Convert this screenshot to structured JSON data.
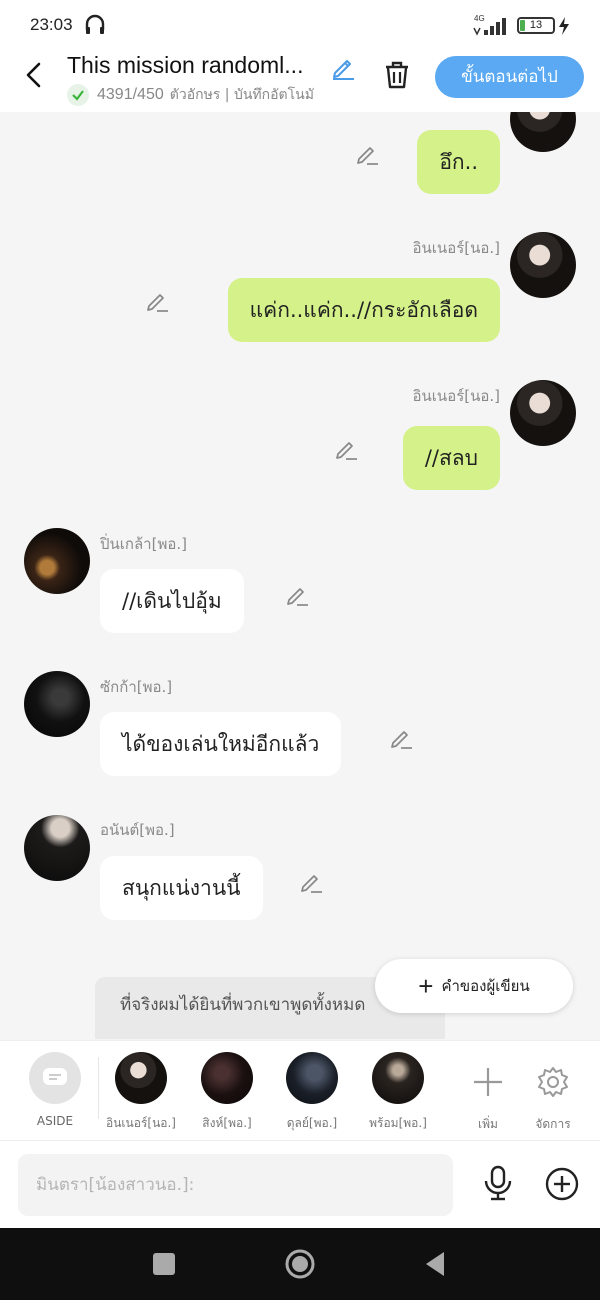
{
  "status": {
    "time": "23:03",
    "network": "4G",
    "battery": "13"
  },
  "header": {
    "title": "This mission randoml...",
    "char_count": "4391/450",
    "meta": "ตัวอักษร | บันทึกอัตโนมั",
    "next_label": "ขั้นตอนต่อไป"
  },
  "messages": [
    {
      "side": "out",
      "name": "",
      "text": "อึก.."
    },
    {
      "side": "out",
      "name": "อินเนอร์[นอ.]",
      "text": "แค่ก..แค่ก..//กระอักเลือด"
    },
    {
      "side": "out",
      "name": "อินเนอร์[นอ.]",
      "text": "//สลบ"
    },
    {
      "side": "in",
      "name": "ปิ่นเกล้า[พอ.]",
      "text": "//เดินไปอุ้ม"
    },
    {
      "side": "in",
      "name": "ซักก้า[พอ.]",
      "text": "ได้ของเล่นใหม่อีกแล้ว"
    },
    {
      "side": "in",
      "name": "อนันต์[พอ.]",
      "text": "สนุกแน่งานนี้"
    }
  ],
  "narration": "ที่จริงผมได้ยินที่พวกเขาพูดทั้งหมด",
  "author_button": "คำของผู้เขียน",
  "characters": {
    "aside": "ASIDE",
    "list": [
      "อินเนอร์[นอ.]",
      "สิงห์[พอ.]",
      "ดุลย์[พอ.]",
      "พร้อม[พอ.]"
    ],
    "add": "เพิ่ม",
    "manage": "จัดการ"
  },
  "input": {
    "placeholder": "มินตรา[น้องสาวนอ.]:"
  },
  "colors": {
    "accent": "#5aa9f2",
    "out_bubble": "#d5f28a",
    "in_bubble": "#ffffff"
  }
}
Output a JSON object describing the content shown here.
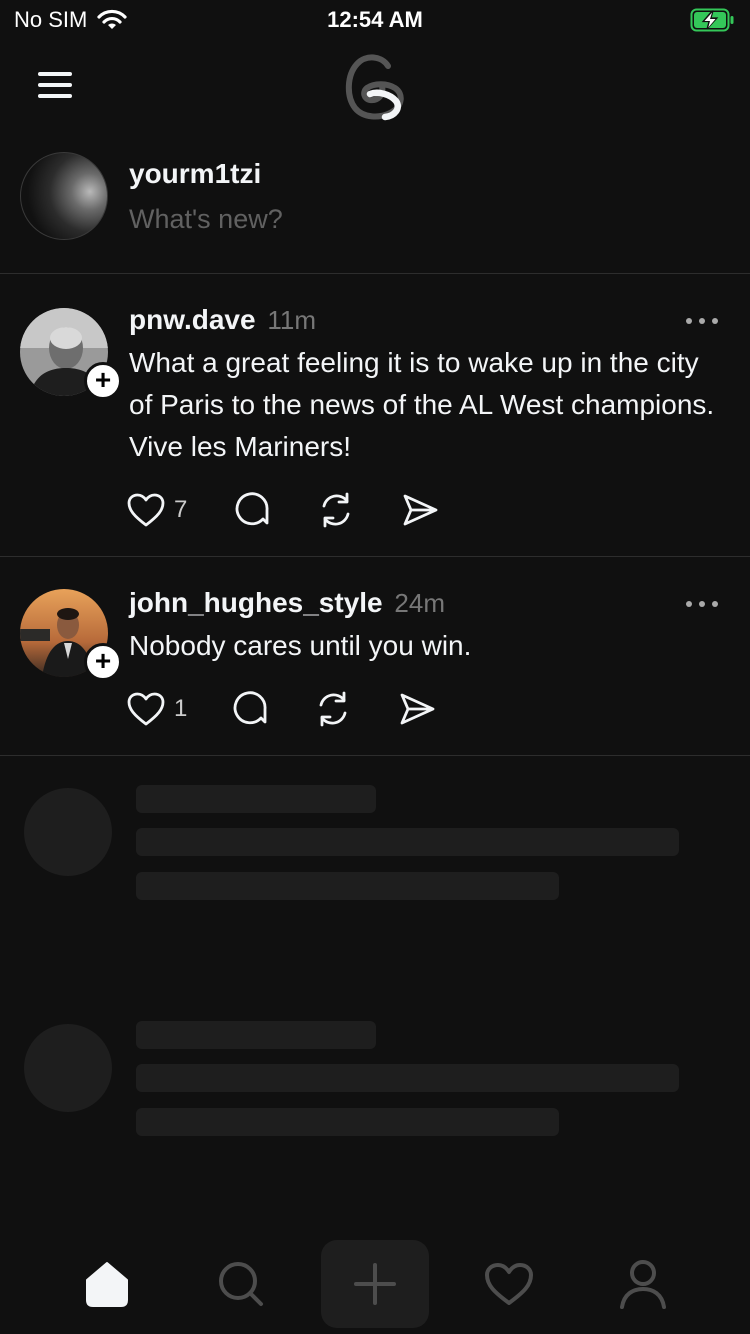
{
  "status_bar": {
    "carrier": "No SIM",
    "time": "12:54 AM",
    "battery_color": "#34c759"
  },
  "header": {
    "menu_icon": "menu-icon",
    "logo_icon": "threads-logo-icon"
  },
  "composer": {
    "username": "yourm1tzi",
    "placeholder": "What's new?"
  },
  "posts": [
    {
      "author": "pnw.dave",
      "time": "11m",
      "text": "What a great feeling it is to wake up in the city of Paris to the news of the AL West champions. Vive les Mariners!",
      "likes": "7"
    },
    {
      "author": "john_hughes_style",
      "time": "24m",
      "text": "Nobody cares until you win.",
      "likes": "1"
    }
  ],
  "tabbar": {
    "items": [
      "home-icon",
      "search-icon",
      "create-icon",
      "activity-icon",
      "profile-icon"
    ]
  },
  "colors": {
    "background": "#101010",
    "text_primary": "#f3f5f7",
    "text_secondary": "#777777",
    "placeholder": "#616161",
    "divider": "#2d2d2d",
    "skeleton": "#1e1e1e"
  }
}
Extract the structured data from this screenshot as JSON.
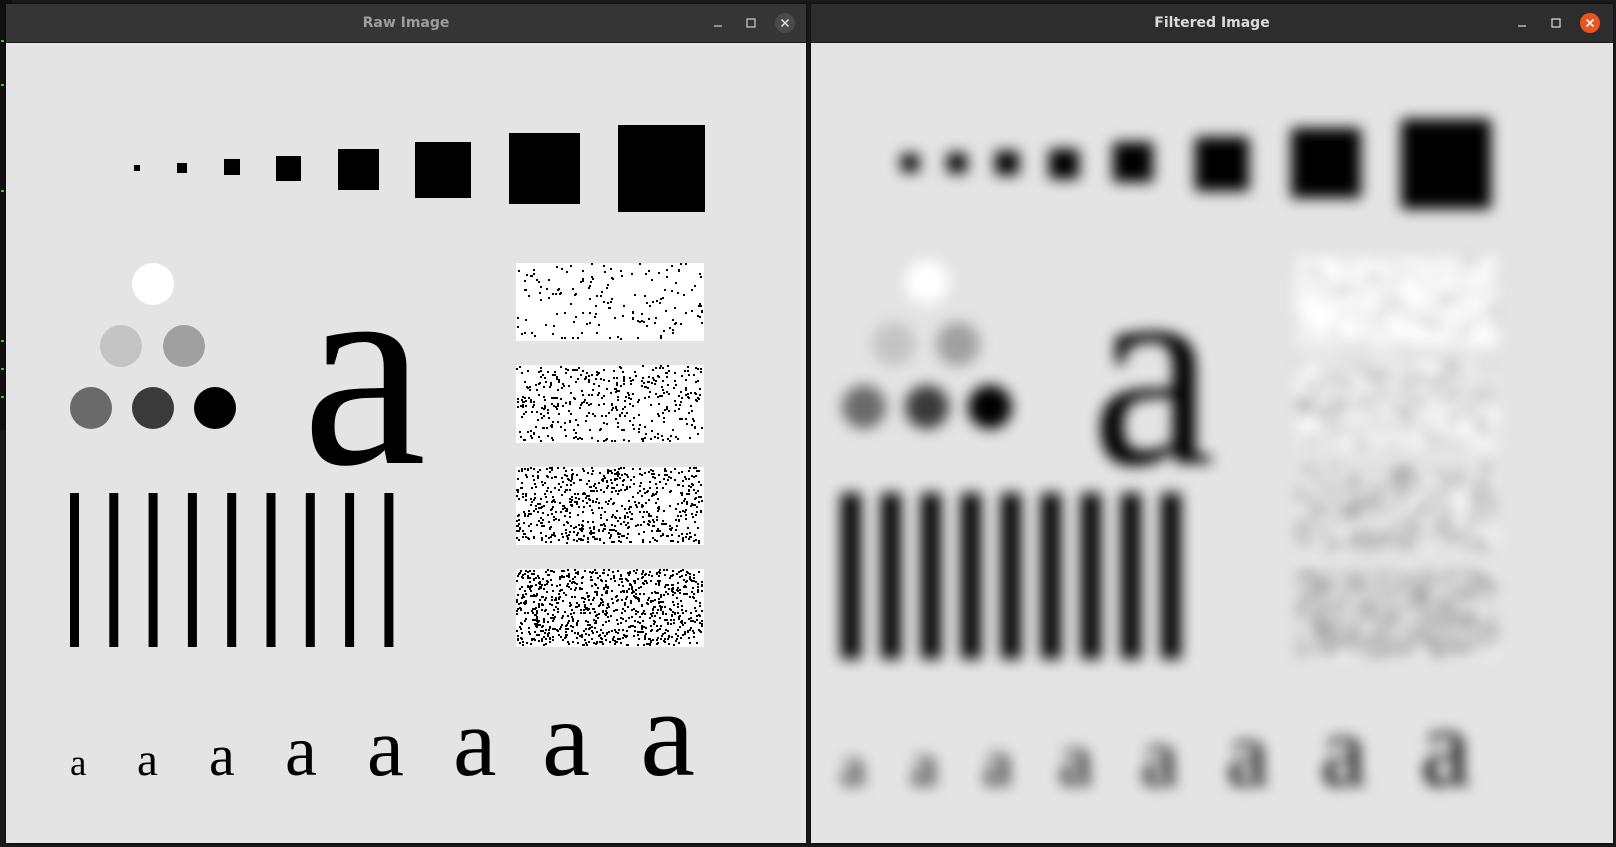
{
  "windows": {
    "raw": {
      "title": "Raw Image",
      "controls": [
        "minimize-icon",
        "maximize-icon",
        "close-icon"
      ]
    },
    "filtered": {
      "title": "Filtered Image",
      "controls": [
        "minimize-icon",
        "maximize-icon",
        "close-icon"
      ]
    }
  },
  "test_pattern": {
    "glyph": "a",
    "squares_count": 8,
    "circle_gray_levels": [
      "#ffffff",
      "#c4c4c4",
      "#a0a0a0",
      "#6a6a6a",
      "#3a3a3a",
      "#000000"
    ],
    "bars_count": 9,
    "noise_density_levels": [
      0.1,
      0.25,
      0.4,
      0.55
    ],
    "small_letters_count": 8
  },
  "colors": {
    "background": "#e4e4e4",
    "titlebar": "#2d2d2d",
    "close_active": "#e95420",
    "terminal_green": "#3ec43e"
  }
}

+++

◆ **Aim of the exercise**: Identify each line containing the string "screenshot" and copy it out.

◆ **Task output**:
Convert this screenshot to structured JSON data.
Extract the structured data from this screenshot as JSON.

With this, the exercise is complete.